Reading passage —
● ● ● ●

I think the filmwriters picked up APs use of the sense of smell very well.  Ennis in the film is a real sniffer - note how he sniffs his shirt to be sure its clean as he packs it into his duffle bag preparing to meet Jack.  I agree that sniffing the daugther's sweater was pressing the point:  hey, Ang, I get it!  And sorta dissipates the strength of the m/m sniffing.  The motel scene with Jack turning his head into Ennis's hair was another that I call a sniffing scene: everytime I see it, I think, oh my! can you imagine how good Ennis must have smelled to Jack!  (four years! damn!)

Annie's writing is very sensual. 

I asked a gay friend if he thought a gay man would have done this story better: his surprising (to me) reply was that there would have been more political baggage and less sensitivity.  Hmmm!  Im sure many would argue with this.  What dyou guys think?

● ● ● ●

Listing —
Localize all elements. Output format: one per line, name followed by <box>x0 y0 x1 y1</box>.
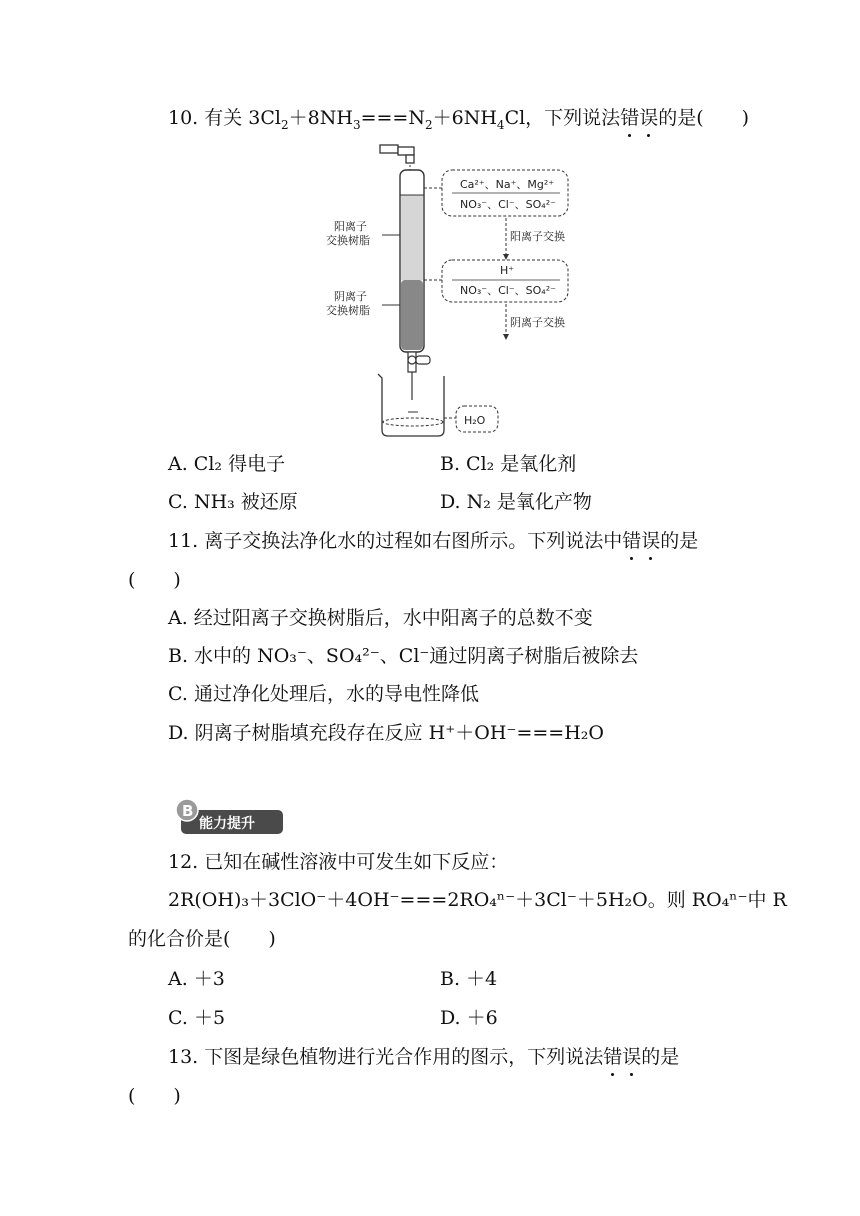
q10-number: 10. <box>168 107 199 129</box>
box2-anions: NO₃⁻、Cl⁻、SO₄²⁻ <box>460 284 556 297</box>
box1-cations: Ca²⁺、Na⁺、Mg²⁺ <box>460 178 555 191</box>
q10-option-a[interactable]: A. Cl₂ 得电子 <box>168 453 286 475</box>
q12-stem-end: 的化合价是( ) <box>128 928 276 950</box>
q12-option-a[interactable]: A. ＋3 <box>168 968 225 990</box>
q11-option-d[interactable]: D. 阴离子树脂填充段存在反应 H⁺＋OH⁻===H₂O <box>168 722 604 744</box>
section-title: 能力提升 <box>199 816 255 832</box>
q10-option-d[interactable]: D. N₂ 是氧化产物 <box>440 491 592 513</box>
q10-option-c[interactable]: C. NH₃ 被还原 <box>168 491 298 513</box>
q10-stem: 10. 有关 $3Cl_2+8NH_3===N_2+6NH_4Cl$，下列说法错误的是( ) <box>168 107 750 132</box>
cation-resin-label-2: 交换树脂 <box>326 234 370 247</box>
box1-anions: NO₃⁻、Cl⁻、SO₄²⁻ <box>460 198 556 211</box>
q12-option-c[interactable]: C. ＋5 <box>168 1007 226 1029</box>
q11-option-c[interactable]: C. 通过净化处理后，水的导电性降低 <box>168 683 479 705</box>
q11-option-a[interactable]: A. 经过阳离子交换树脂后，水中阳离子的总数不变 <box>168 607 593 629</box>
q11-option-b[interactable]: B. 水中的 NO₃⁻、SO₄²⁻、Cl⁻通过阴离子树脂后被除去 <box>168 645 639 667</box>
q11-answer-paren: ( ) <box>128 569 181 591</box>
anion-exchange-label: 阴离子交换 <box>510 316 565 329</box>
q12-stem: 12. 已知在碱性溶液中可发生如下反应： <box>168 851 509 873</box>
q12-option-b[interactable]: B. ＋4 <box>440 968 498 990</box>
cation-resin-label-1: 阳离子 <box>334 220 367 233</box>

● ● ● ●

Set of tasks —
a) Rewrite the post about smell in the film, starting at "I think the" and ending at "is very sensual.", with "sniffing" changed to "smelling".
b) Answer these questions using the post about smell in the film:
(i) What does Ennis sniff as he packs it into his duffle bag?
(ii) In which scene does Jack turn his head into Ennis's hair?
(iii) According to the gay friend, what would there have been more and less of if a gay man had done the story?
The records have no connection to the post about smell in the film.

Responses to the tasks —
a)
I think the filmwriters picked up APs use of the sense of smell very well.  Ennis in the film is a real sniffer - note how he sniffs his shirt to be sure its clean as he packs it into his duffle bag preparing to meet Jack.  I agree that smelling the daugther's sweater was pressing the point:  hey, Ang, I get it!  And sorta dissipates the strength of the m/m smelling.  The motel scene with Jack turning his head into Ennis's hair was another that I call a smelling scene: everytime I see it, I think, oh my! can you imagine how good Ennis must have smelled to Jack!  (four years! damn!)

Annie's writing is very sensual.

b)
(i) His shirt.
(ii) The motel scene.
(iii) More political baggage and less sensitivity.